Return every entry exactly.

Items from a figure collection
□ □ □ □ □ □ □
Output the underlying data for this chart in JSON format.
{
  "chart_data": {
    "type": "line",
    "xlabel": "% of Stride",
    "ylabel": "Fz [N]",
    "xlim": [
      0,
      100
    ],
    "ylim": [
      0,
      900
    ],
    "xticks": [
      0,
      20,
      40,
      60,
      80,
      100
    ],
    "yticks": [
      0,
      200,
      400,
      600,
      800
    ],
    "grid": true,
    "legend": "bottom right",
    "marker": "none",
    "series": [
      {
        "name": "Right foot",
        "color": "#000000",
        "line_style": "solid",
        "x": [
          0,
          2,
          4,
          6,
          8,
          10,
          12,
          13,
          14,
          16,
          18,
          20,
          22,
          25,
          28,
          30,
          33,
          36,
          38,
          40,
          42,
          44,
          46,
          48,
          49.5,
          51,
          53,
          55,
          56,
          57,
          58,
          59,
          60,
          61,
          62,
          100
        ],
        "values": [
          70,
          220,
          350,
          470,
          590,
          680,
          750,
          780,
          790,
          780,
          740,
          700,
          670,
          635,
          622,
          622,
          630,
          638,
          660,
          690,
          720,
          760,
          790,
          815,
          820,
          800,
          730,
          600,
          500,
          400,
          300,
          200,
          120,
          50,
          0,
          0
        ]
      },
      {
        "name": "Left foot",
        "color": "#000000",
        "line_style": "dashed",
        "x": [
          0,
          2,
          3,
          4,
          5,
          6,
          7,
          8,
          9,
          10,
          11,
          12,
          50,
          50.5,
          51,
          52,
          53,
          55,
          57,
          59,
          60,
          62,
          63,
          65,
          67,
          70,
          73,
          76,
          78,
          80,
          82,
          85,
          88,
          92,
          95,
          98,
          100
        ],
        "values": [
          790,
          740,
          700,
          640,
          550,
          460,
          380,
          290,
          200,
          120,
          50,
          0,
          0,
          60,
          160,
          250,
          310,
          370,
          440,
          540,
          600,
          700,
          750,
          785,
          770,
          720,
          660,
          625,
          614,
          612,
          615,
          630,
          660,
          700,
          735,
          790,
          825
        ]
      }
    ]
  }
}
□ □ □ □ □ □ □
### Finished exercise
Output the underlying data for this chart in JSON format.
{
  "chart_data": {
    "type": "line",
    "xlabel": "% of Stride",
    "ylabel": "Fz [N]",
    "xlim": [
      0,
      100
    ],
    "ylim": [
      0,
      900
    ],
    "xticks": [
      0,
      20,
      40,
      60,
      80,
      100
    ],
    "yticks": [
      0,
      200,
      400,
      600,
      800
    ],
    "grid": true,
    "legend": "bottom right",
    "marker": "none",
    "series": [
      {
        "name": "Right foot",
        "color": "#000000",
        "line_style": "solid",
        "x": [
          0,
          2,
          4,
          6,
          8,
          10,
          12,
          13,
          14,
          16,
          18,
          20,
          22,
          25,
          28,
          30,
          33,
          36,
          38,
          40,
          42,
          44,
          46,
          48,
          49.5,
          51,
          53,
          55,
          56,
          57,
          58,
          59,
          60,
          61,
          62,
          100
        ],
        "values": [
          70,
          220,
          350,
          470,
          590,
          680,
          750,
          780,
          790,
          780,
          740,
          700,
          670,
          635,
          622,
          622,
          630,
          638,
          660,
          690,
          720,
          760,
          790,
          815,
          820,
          800,
          730,
          600,
          500,
          400,
          300,
          200,
          120,
          50,
          0,
          0
        ]
      },
      {
        "name": "Left foot",
        "color": "#000000",
        "line_style": "dashed",
        "x": [
          0,
          2,
          3,
          4,
          5,
          6,
          7,
          8,
          9,
          10,
          11,
          12,
          50,
          50.5,
          51,
          52,
          53,
          55,
          57,
          59,
          60,
          62,
          63,
          65,
          67,
          70,
          73,
          76,
          78,
          80,
          82,
          85,
          88,
          92,
          95,
          98,
          100
        ],
        "values": [
          790,
          740,
          700,
          640,
          550,
          460,
          380,
          290,
          200,
          120,
          50,
          0,
          0,
          60,
          160,
          250,
          310,
          370,
          440,
          540,
          600,
          700,
          750,
          785,
          770,
          720,
          660,
          625,
          614,
          612,
          615,
          630,
          660,
          700,
          735,
          790,
          825
        ]
      }
    ]
  }
}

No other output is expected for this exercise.